_WHAT YOU NEED TO DO_.
Pull out every line in the data that has the string "marker" in it.

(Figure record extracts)
--------------------

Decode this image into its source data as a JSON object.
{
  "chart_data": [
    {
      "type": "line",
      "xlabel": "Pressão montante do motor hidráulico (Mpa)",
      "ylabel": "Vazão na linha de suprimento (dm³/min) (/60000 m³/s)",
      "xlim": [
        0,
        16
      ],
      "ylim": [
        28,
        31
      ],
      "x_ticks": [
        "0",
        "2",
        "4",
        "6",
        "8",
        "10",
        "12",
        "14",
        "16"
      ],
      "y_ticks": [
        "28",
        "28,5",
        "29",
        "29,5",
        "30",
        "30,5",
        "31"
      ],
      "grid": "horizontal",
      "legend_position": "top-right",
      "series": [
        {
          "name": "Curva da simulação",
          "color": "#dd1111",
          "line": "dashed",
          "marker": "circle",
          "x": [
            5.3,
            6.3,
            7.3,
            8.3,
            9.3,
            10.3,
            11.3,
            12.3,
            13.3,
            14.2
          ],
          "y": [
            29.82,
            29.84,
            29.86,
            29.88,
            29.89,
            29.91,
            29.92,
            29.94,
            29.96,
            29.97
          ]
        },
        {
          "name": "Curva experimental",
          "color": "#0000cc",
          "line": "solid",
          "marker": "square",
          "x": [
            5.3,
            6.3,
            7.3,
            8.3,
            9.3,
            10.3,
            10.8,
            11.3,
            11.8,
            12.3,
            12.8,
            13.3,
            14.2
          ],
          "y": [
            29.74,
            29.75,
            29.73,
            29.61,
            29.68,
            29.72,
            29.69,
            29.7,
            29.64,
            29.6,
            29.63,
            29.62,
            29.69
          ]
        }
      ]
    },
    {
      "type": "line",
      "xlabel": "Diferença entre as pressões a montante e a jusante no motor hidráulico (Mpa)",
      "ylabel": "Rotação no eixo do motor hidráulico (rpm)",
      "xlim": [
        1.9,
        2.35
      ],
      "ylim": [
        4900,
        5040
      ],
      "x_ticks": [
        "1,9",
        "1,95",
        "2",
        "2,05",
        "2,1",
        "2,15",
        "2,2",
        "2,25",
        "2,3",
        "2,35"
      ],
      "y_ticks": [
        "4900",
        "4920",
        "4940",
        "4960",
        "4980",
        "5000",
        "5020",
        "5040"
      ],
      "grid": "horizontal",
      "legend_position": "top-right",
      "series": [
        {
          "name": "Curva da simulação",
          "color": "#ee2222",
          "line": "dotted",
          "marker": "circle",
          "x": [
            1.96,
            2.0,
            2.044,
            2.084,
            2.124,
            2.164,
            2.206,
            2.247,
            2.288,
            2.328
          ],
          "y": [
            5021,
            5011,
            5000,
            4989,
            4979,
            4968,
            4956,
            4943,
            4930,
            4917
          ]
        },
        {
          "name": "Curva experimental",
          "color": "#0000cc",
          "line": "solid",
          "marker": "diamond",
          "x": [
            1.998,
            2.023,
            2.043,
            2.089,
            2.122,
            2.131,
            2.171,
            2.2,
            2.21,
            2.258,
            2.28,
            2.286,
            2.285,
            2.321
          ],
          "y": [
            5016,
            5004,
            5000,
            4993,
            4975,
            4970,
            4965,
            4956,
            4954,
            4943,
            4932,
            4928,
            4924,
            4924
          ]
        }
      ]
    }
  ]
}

--------------------

_TASK RESPONSE_.
          "marker": "circle",
          "marker": "square",
          "marker": "circle",
          "marker": "diamond",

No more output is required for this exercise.